Problem requirements ->
Answer with one number only: the number of lines that contain "page".

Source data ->
========================

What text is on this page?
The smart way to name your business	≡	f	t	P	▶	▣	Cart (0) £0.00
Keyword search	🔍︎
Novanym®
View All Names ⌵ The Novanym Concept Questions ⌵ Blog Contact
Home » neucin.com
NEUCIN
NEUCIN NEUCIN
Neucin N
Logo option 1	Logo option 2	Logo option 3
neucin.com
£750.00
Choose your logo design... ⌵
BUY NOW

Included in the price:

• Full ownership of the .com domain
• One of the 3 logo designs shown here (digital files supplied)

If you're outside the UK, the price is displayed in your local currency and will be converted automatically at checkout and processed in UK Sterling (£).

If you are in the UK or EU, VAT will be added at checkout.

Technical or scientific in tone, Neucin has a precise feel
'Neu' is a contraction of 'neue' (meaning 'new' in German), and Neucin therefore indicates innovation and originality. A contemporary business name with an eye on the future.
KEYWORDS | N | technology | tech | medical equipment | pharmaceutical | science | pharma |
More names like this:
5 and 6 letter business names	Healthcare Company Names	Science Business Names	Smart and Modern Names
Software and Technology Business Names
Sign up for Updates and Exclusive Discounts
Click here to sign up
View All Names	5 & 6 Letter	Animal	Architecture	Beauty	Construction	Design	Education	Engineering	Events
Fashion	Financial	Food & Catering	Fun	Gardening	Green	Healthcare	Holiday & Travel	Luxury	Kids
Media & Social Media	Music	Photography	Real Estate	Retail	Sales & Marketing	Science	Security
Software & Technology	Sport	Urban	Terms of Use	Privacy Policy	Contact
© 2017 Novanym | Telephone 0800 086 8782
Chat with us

========================

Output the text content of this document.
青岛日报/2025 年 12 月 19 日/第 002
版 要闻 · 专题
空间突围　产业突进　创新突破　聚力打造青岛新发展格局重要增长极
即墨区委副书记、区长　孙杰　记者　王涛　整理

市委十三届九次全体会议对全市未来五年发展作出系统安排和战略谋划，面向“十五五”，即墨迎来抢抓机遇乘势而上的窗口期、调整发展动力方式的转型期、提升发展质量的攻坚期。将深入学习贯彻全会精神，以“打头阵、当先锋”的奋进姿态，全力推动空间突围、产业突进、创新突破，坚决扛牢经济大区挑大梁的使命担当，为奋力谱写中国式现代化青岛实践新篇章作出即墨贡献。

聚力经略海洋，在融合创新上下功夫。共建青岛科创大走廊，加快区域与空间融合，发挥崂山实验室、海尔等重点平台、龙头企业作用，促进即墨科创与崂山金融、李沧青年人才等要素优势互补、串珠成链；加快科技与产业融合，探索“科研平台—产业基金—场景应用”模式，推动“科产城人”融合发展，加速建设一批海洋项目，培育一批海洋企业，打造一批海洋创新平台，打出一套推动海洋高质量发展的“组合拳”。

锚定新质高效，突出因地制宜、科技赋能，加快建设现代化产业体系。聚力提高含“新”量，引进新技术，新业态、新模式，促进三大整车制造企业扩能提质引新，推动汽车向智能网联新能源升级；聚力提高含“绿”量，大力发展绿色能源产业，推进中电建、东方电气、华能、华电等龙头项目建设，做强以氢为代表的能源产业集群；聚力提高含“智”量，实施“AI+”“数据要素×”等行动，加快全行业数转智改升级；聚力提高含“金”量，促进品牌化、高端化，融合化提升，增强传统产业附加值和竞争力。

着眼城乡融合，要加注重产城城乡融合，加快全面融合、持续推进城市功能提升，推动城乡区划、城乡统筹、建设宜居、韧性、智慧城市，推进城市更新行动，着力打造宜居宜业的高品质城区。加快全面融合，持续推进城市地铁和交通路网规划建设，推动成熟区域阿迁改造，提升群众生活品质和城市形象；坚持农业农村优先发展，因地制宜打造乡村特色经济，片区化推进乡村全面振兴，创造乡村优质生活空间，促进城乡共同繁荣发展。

========================

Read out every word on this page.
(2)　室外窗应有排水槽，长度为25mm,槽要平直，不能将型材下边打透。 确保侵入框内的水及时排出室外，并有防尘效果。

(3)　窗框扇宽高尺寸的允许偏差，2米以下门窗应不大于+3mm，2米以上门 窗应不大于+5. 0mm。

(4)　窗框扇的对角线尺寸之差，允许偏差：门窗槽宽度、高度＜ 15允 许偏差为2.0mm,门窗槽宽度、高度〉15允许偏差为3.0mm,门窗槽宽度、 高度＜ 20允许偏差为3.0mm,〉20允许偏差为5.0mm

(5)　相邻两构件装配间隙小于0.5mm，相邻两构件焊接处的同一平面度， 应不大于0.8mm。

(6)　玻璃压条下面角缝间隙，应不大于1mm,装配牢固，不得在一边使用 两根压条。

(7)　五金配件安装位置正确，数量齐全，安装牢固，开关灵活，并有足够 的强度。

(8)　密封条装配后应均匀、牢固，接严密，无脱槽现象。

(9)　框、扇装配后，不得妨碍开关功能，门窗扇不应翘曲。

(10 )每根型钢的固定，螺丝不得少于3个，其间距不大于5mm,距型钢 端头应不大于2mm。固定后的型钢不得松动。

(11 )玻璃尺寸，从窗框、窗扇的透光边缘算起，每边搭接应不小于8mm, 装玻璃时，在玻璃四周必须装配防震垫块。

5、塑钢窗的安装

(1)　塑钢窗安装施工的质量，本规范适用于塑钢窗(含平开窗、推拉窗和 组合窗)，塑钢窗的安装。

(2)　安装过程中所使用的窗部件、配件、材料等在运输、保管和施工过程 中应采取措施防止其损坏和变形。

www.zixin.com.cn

========================

Answer to this task ->
2